> **Task goal**
Reproduce the records below in full and exactly, without their images.

> **Available records**

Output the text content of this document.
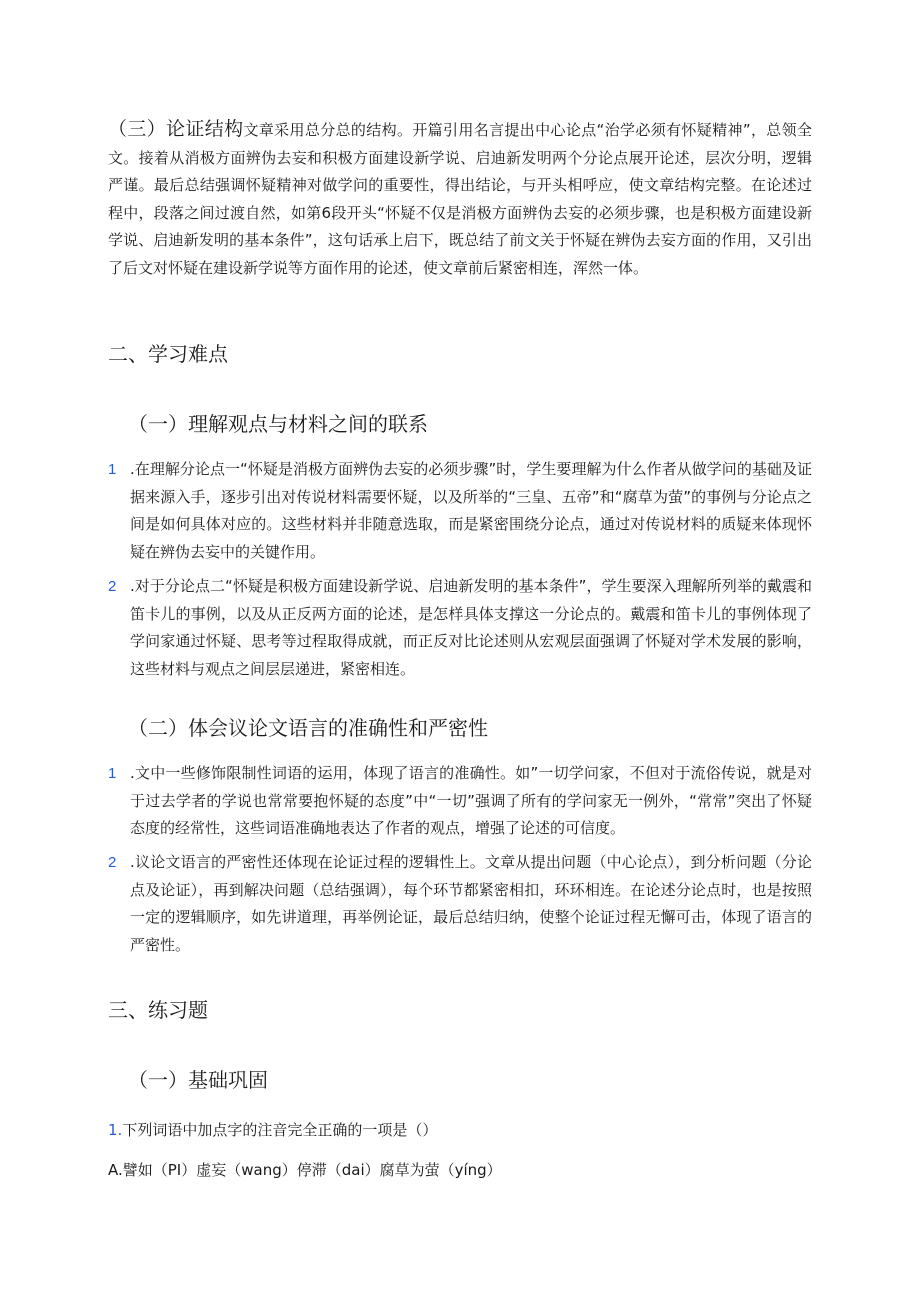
（三）论证结构文章采用总分总的结构。开篇引用名言提出中心论点“治学必须有怀疑精神”，总领全文。接着从消极方面辨伪去妄和积极方面建设新学说、启迪新发明两个分论点展开论述，层次分明，逻辑严谨。最后总结强调怀疑精神对做学问的重要性，得出结论，与开头相呼应，使文章结构完整。在论述过程中，段落之间过渡自然，如第6段开头“怀疑不仅是消极方面辨伪去妄的必须步骤，也是积极方面建设新学说、启迪新发明的基本条件”，这句话承上启下，既总结了前文关于怀疑在辨伪去妄方面的作用，又引出了后文对怀疑在建设新学说等方面作用的论述，使文章前后紧密相连，浑然一体。
二、学习难点
（一）理解观点与材料之间的联系
1 .在理解分论点一“怀疑是消极方面辨伪去妄的必须步骤”时，学生要理解为什么作者从做学问的基础及证据来源入手，逐步引出对传说材料需要怀疑，以及所举的“三皇、五帝”和“腐草为萤”的事例与分论点之间是如何具体对应的。这些材料并非随意选取，而是紧密围绕分论点，通过对传说材料的质疑来体现怀疑在辨伪去妄中的关键作用。
2 .对于分论点二“怀疑是积极方面建设新学说、启迪新发明的基本条件”，学生要深入理解所列举的戴震和笛卡儿的事例，以及从正反两方面的论述，是怎样具体支撑这一分论点的。戴震和笛卡儿的事例体现了学问家通过怀疑、思考等过程取得成就，而正反对比论述则从宏观层面强调了怀疑对学术发展的影响，这些材料与观点之间层层递进，紧密相连。
（二）体会议论文语言的准确性和严密性
1 .文中一些修饰限制性词语的运用，体现了语言的准确性。如”一切学问家，不但对于流俗传说，就是对于过去学者的学说也常常要抱怀疑的态度”中“一切”强调了所有的学问家无一例外，“常常”突出了怀疑态度的经常性，这些词语准确地表达了作者的观点，增强了论述的可信度。
2 .议论文语言的严密性还体现在论证过程的逻辑性上。文章从提出问题（中心论点），到分析问题（分论点及论证），再到解决问题（总结强调），每个环节都紧密相扣，环环相连。在论述分论点时，也是按照一定的逻辑顺序，如先讲道理，再举例论证，最后总结归纳，使整个论证过程无懈可击，体现了语言的严密性。
三、练习题
（一）基础巩固
1.下列词语中加点字的注音完全正确的一项是（）
A.譬如（PI）虚妄（wang）停滞（dai）腐草为萤（yíng）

> **Reply to the task**
Output the text content of this document.
（三）论证结构文章采用总分总的结构。开篇引用名言提出中心论点“治学必须有怀疑精神”，总领全文。接着从消极方面辨伪去妄和积极方面建设新学说、启迪新发明两个分论点展开论述，层次分明，逻辑严谨。最后总结强调怀疑精神对做学问的重要性，得出结论，与开头相呼应，使文章结构完整。在论述过程中，段落之间过渡自然，如第6段开头“怀疑不仅是消极方面辨伪去妄的必须步骤，也是积极方面建设新学说、启迪新发明的基本条件”，这句话承上启下，既总结了前文关于怀疑在辨伪去妄方面的作用，又引出了后文对怀疑在建设新学说等方面作用的论述，使文章前后紧密相连，浑然一体。
二、学习难点
（一）理解观点与材料之间的联系
1 .在理解分论点一“怀疑是消极方面辨伪去妄的必须步骤”时，学生要理解为什么作者从做学问的基础及证据来源入手，逐步引出对传说材料需要怀疑，以及所举的“三皇、五帝”和“腐草为萤”的事例与分论点之间是如何具体对应的。这些材料并非随意选取，而是紧密围绕分论点，通过对传说材料的质疑来体现怀疑在辨伪去妄中的关键作用。
2 .对于分论点二“怀疑是积极方面建设新学说、启迪新发明的基本条件”，学生要深入理解所列举的戴震和笛卡儿的事例，以及从正反两方面的论述，是怎样具体支撑这一分论点的。戴震和笛卡儿的事例体现了学问家通过怀疑、思考等过程取得成就，而正反对比论述则从宏观层面强调了怀疑对学术发展的影响，这些材料与观点之间层层递进，紧密相连。
（二）体会议论文语言的准确性和严密性
1 .文中一些修饰限制性词语的运用，体现了语言的准确性。如”一切学问家，不但对于流俗传说，就是对于过去学者的学说也常常要抱怀疑的态度”中“一切”强调了所有的学问家无一例外，“常常”突出了怀疑态度的经常性，这些词语准确地表达了作者的观点，增强了论述的可信度。
2 .议论文语言的严密性还体现在论证过程的逻辑性上。文章从提出问题（中心论点），到分析问题（分论点及论证），再到解决问题（总结强调），每个环节都紧密相扣，环环相连。在论述分论点时，也是按照一定的逻辑顺序，如先讲道理，再举例论证，最后总结归纳，使整个论证过程无懈可击，体现了语言的严密性。
三、练习题
（一）基础巩固
1.下列词语中加点字的注音完全正确的一项是（）
A.譬如（PI）虚妄（wang）停滞（dai）腐草为萤（yíng）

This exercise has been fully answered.